[WHAT NEEDS TO BE DONE]
Find the string "curriculum" in the entries and copy each line that has it.

[LISTED RECORDS]
_ _ _

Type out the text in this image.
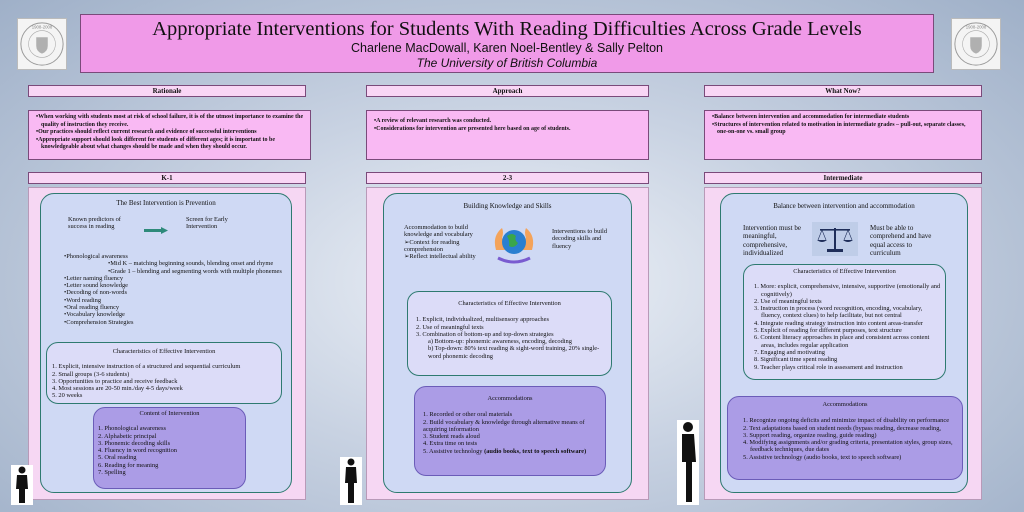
Appropriate Interventions for Students With Reading Difficulties Across Grade Levels
Charlene MacDowall, Karen Noel-Bentley & Sally Pelton
The University of British Columbia
1908-2008	1908-2008
Rationale	Approach	What Now?
• When working with students most at risk of school failure, it is of the utmost importance to examine the quality of instruction they receive.
• Our practices should reflect current research and evidence of successful interventions
• Appropriate support should look different for students of different ages; it is important to be knowledgeable about what changes should be made and when they should occur.
• A review of relevant research was conducted.
• Considerations for intervention are presented here based on age of students.
• Balance between intervention and accommodation for intermediate students
• Structures of intervention related to motivation in intermediate grades – pull-out, separate classes, one-on-one vs. small group
K-1	2-3	Intermediate
The Best Intervention is Prevention
Known predictors of success in reading
Screen for Early Intervention
•Phonological awareness
•Mid K – matching beginning sounds, blending onset and rhyme
•Grade 1 – blending and segmenting words with multiple phonemes
•Letter naming fluency
•Letter sound knowledge
•Decoding of non-words
•Word reading
•Oral reading fluency
•Vocabulary knowledge
•Comprehension Strategies
Characteristics of Effective Intervention
1. Explicit, intensive instruction of a structured and sequential curriculum
2. Small groups (3-6 students)
3. Opportunities to practice and receive feedback
4. Most sessions are 20-50 min./day 4-5 days/week
5. 20 weeks
Content of Intervention
1. Phonological awareness
2. Alphabetic principal
3. Phonemic decoding skills
4. Fluency in word recognition
5. Oral reading
6. Reading for meaning
7. Spelling
Building Knowledge and Skills
Accommodation to build knowledge and vocabulary
➢Context for reading comprehension
➢Reflect intellectual ability
Interventions to build decoding skills and fluency
Characteristics of Effective Intervention
1. Explicit, individualized, multisensory approaches
2. Use of meaningful texts
3. Combination of bottom-up and top-down strategies
a) Bottom-up: phonemic awareness, encoding, decoding
b) Top-down: 80% text reading & sight-word training, 20% single-word phonemic decoding
Accommodations
1. Recorded or other oral materials
2. Build vocabulary & knowledge through alternative means of acquiring information
3. Student reads aloud
4. Extra time on tests
5. Assistive technology (audio books, text to speech software)
Balance between intervention and accommodation
Intervention must be meaningful, comprehensive, individualized
Must be able to comprehend and have equal access to curriculum
Characteristics of Effective Intervention
1. More: explicit, comprehensive, intensive, supportive (emotionally and cognitively)
2. Use of meaningful texts
3. Instruction in process (word recognition, encoding, vocabulary, fluency, context clues) to help facilitate, but not central
4. Integrate reading strategy instruction into content areas-transfer
5. Explicit of reading for different purposes, text structure
6. Content literacy approaches in place and consistent across content areas, includes regular application
7. Engaging and motivating
8. Significant time spent reading
9. Teacher plays critical role in assessment and instruction
Accommodations
1. Recognize ongoing deficits and minimize impact of disability on performance
2. Text adaptations based on student needs (bypass reading, decrease reading,
3. Support reading, organize reading, guide reading)
4. Modifying assignments and/or grading criteria, presentation styles, group sizes, feedback techniques, due dates
5. Assistive technology (audio books, text to speech software)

_ _ _

[ANSWER TO THIS EXERCISE]
1. Explicit, intensive instruction of a structured and sequential curriculum
Must be able to comprehend and have equal access to curriculum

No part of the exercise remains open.